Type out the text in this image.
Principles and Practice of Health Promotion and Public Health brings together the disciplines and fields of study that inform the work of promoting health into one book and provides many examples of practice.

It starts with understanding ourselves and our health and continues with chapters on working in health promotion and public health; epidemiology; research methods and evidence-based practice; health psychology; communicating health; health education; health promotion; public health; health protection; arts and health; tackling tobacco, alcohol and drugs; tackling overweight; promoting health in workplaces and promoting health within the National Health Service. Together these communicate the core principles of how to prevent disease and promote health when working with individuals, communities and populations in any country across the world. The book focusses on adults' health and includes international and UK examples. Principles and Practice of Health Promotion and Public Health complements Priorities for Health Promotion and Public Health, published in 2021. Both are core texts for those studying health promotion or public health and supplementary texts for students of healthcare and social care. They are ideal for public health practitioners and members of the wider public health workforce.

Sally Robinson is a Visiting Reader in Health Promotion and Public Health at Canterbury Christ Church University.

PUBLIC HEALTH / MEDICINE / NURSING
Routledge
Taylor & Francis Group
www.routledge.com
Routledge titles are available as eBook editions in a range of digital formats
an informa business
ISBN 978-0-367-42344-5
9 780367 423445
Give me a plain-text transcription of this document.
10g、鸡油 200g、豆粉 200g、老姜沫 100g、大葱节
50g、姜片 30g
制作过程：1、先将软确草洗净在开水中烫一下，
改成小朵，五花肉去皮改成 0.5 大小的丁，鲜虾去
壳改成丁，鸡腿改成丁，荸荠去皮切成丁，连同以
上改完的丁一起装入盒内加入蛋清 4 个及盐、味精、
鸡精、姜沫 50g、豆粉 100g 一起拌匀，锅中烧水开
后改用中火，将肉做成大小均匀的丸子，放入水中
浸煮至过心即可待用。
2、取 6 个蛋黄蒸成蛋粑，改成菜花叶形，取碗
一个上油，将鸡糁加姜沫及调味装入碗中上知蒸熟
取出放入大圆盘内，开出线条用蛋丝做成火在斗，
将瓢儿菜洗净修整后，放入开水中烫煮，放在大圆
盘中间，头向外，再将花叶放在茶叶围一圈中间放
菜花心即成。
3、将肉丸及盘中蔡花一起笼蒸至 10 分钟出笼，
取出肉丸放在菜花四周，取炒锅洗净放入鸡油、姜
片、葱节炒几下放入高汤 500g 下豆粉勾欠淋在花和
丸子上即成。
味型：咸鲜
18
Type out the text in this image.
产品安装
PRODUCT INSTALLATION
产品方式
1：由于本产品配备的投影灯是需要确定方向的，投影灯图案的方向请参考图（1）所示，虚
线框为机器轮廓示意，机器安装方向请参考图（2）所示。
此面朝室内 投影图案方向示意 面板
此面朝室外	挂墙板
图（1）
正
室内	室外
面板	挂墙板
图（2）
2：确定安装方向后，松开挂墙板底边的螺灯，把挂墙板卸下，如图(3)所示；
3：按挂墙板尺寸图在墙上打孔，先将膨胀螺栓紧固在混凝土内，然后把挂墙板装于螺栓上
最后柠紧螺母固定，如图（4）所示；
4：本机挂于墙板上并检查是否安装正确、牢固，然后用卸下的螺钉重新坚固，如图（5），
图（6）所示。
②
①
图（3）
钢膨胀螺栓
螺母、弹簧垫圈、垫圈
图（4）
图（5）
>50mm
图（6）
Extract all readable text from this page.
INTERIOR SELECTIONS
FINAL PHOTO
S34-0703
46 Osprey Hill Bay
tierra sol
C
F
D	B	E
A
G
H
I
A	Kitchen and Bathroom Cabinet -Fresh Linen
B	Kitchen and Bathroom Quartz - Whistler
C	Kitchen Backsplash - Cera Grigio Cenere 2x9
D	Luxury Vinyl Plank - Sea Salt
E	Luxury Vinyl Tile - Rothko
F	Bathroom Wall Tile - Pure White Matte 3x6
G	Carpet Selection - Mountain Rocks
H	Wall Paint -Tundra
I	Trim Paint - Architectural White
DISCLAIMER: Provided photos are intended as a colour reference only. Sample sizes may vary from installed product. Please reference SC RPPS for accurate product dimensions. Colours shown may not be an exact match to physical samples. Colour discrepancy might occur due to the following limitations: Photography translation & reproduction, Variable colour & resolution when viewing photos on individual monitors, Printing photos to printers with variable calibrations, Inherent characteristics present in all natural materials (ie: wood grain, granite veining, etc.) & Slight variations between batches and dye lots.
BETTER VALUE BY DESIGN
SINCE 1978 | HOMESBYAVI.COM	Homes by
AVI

* [What is expected] Which lines hold the word "White"? Copy each of them from the records.

* [Final answer]
F	Bathroom Wall Tile - Pure White Matte 3x6
I	Trim Paint - Architectural White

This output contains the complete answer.